DIRECTIONS FOR THIS TASK:
Among the lines below, which ones contain the word "Heilman"? Copy every such line.

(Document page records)

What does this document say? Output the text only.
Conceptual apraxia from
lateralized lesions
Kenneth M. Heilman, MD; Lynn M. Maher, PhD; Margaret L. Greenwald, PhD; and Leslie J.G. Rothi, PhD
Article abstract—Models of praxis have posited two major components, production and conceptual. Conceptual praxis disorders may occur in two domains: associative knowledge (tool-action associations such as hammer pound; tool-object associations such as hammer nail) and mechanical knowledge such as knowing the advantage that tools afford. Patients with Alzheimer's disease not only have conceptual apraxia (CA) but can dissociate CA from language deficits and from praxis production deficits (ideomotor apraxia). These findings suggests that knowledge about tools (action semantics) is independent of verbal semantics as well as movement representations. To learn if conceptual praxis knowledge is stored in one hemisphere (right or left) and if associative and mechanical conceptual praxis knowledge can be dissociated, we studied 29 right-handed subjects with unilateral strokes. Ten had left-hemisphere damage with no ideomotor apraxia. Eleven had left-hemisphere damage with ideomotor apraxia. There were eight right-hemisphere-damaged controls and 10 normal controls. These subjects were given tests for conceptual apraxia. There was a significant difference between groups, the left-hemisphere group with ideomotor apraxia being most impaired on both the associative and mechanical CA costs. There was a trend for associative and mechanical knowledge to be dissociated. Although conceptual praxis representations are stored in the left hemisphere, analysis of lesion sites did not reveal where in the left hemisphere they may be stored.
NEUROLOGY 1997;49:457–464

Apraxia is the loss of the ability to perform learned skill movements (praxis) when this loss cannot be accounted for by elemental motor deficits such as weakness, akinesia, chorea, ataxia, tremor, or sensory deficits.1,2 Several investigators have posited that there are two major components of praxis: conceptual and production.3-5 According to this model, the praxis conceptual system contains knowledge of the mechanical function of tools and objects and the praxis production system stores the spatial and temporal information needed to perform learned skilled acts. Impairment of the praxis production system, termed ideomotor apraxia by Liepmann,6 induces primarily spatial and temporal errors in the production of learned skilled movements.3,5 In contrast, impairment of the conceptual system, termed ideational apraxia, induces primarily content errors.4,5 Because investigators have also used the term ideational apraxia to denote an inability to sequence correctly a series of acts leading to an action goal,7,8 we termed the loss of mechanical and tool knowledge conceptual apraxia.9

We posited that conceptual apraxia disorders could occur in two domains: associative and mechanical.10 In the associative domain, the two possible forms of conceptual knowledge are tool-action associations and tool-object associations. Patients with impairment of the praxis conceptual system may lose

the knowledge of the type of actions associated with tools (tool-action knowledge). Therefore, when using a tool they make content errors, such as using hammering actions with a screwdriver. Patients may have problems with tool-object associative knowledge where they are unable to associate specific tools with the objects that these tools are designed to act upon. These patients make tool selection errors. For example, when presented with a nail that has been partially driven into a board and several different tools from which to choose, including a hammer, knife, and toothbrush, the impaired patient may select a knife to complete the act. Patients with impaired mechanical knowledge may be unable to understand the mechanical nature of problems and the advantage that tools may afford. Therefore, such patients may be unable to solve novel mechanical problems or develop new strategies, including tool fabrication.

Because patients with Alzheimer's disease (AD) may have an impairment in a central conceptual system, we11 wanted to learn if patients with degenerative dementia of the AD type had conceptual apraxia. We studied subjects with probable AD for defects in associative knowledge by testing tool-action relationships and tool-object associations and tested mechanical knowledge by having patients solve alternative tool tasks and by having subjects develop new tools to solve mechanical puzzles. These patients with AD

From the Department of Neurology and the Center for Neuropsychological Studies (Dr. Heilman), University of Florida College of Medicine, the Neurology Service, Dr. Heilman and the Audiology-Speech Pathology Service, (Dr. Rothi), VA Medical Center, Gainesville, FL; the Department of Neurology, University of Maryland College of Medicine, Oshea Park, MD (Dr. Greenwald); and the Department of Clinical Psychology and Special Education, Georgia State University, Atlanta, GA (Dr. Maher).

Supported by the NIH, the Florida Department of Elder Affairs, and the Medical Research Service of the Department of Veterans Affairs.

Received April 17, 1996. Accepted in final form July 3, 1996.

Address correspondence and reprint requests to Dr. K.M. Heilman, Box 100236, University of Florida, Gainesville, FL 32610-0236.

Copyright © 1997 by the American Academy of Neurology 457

WRITTEN REPLY:
Kenneth M. Heilman, MD; Lynn M. Maher, PhD; Margaret L. Greenwald, PhD; and Leslie J.G. Rothi, PhD
From the Department of Neurology and the Center for Neuropsychological Studies (Dr. Heilman), University of Florida College of Medicine, the Neurology Service, Dr. Heilman and the Audiology-Speech Pathology Service, (Dr. Rothi), VA Medical Center, Gainesville, FL; the Department of Neurology, University of Maryland College of Medicine, Oshea Park, MD (Dr. Greenwald); and the Department of Clinical Psychology and Special Education, Georgia State University, Atlanta, GA (Dr. Maher).
Address correspondence and reprint requests to Dr. K.M. Heilman, Box 100236, University of Florida, Gainesville, FL 32610-0236.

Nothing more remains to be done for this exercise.